Trecho da página:
**********

Também no “Estadão”, o pesquisador Paulo Sergio Pinheiro,
histórico militante dos direitos humanos, engrossa o coro: "o papel da comissão
está definido na lei e não há nada a ser inventado. A lei diz que seu objetivo
são as graves violações de direitos humanos, particularmente o esclarecimento
das circunstâncias em que ocorreram. A lei também especifica com clareza os
casos: tortura, morte, desaparecimento forçado, ocultação de cadáver e sua
autoria, ainda que ocorridos no exterior. (...) Vingança não tem lugar
no diálogo democrático e essa história de revanchismo está encerrada. (...) A moldura do trabalho da
Comissão é o que está na lei. E ali não há polêmica, controvérsia, vingança,
nem dois lados. O único lado é o das vítimas, as pessoas que sofreram violações
de direitos humanos”.

**********

Material fornecido:

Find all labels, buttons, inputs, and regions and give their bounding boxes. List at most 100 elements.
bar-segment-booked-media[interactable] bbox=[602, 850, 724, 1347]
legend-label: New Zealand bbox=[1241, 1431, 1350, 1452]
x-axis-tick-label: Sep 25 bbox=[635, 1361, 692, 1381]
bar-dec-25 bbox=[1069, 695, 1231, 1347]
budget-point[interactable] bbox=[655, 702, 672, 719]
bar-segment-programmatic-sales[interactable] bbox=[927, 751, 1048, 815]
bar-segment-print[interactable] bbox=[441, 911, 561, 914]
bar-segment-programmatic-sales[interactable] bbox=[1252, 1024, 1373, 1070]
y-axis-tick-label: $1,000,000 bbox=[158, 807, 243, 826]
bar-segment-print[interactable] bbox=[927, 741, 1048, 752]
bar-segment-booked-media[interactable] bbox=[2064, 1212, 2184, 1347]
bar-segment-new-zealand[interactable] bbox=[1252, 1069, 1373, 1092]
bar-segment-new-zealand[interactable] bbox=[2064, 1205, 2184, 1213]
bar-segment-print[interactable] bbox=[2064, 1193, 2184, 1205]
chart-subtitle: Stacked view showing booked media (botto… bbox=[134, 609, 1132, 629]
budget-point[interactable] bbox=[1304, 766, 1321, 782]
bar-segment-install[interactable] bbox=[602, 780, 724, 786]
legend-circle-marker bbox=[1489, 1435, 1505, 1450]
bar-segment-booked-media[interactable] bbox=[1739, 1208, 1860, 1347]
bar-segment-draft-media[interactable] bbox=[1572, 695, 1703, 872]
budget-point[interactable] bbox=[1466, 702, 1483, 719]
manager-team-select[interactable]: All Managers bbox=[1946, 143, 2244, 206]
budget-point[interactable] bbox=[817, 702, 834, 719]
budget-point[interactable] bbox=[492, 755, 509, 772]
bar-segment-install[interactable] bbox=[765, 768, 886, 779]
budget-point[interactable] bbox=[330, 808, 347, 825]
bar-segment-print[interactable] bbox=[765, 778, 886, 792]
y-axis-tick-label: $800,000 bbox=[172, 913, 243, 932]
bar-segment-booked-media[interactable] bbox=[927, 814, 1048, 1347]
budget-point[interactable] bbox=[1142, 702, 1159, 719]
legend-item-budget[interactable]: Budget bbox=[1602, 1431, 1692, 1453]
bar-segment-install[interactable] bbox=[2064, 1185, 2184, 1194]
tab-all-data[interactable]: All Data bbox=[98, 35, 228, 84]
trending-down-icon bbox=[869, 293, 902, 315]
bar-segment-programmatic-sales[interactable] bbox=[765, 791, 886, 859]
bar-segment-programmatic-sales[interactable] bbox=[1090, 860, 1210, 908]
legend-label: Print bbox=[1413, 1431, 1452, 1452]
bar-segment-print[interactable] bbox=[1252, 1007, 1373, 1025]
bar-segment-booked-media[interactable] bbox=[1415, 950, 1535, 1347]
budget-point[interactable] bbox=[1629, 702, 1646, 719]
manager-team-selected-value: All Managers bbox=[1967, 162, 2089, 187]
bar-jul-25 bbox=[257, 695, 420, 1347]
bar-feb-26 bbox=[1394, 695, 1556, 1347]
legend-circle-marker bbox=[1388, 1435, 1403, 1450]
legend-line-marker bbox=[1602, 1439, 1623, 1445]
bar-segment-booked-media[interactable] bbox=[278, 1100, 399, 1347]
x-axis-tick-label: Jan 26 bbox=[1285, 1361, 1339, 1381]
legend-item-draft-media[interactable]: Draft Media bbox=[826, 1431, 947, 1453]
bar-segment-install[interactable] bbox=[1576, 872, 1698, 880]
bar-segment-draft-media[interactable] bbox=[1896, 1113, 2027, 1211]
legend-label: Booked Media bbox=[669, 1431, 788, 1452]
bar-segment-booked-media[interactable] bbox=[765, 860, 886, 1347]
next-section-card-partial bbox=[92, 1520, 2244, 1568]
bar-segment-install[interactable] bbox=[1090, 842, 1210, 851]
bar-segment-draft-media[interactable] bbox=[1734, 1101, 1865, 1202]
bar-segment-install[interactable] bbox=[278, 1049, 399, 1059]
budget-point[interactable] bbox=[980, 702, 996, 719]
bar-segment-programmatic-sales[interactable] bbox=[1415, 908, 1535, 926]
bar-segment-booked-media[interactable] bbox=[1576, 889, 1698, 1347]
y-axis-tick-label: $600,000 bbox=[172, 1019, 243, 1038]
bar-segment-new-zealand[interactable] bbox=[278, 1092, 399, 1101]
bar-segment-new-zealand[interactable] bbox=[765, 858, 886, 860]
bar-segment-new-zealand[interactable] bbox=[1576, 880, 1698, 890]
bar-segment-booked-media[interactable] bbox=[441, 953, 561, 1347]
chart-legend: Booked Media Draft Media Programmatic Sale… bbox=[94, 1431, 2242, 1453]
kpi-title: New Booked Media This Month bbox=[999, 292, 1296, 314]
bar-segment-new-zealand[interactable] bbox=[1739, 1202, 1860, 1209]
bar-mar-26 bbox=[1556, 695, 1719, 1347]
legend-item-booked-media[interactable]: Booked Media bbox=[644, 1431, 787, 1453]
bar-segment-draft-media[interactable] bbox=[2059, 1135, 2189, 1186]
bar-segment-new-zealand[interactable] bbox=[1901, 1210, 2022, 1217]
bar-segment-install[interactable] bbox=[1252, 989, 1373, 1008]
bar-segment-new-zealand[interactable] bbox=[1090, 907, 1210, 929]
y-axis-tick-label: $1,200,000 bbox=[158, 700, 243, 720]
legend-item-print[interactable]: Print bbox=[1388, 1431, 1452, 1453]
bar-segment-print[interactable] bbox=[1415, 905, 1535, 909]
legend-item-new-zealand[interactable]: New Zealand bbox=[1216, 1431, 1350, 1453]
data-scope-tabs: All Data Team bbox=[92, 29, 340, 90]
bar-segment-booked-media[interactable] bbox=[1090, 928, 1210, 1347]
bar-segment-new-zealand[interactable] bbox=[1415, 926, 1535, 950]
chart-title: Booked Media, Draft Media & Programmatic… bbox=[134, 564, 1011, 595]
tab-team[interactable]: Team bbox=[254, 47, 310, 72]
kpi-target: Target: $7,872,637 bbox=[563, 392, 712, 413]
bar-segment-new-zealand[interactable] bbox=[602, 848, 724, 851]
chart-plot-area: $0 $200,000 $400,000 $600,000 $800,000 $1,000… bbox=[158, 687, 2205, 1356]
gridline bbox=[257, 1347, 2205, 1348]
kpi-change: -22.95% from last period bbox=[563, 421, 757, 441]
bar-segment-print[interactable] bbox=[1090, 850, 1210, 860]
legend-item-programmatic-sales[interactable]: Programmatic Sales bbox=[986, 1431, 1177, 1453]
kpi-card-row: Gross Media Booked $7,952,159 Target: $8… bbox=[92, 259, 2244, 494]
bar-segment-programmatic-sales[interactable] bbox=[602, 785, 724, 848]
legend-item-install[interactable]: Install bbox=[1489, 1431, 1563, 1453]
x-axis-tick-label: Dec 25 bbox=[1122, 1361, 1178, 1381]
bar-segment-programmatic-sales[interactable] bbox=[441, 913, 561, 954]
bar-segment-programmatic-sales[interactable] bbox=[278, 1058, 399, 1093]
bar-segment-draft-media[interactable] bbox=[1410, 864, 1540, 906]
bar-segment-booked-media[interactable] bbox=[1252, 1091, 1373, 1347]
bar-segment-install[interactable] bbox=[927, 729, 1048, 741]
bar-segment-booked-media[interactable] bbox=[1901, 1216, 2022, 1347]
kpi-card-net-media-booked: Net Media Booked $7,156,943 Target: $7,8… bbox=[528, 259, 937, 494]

**********

Requisitos das tarefas:
A – Com base no trecho sobre a comissão:
(i) Em qual jornal Paulo Sergio Pinheiro se manifesta?
(ii) Quais casos, segundo ele, a lei especifica?
(iii) Qual é, para ele, o único lado?
B – Escreva a sequência do trecho sobre a comissão, começando logo após a última frase.
Os registros não são necessários para nada do que se pede aqui.

Respostas:
A –
(i) No "Estadão".
(ii) Tortura, morte, desaparecimento forçado, ocultação de cadáver e sua autoria, ainda que ocorridos no exterior.
(iii) O das vítimas, as pessoas que sofreram violações de direitos humanos.

B –
Em artigo brilhante, que merece
ser lido na íntegra (e relido, lido novamente, mais uma vez...), o jornalista
Paulo Moreira Leite, colunista de “Época” e uma das raras vozes lúcidas da
grande imprensa, escreve que “a
Comissão não foi criada como um seminário genérico sobre desrespeito aos
direitos humanos – onde caberia avaliar erros e desvios de conduta de qualquer
pessoa, autoridade ou não, de direita ou de esquerda, em qualquer tempo e
espaço do território brasileiro. Caberia, nessa situação, discutir o papel dos
“dois lados”. Ou três “lados,” quatro, ou cinco… Criou-se a Comissão da Verdade
com uma finalidade específica, que é examinar os crimes da ditadura,
porque esta foi a lacuna deixada pela história. Estamos falando de crimes
cometidos por representantes do Estado, em nome dele, e não por qualquer pessoa”.
Ao final do texto, ele pergunta, com sabedoria: “guardando
todas as diferenças entre os dois casos, alguém acharia razoável que, para se
investigar Klaus Barbie, o carrasco nazista de Lyon, se apurasse a violência
organizada pela Resistência Francesa de Jean Moulin?”.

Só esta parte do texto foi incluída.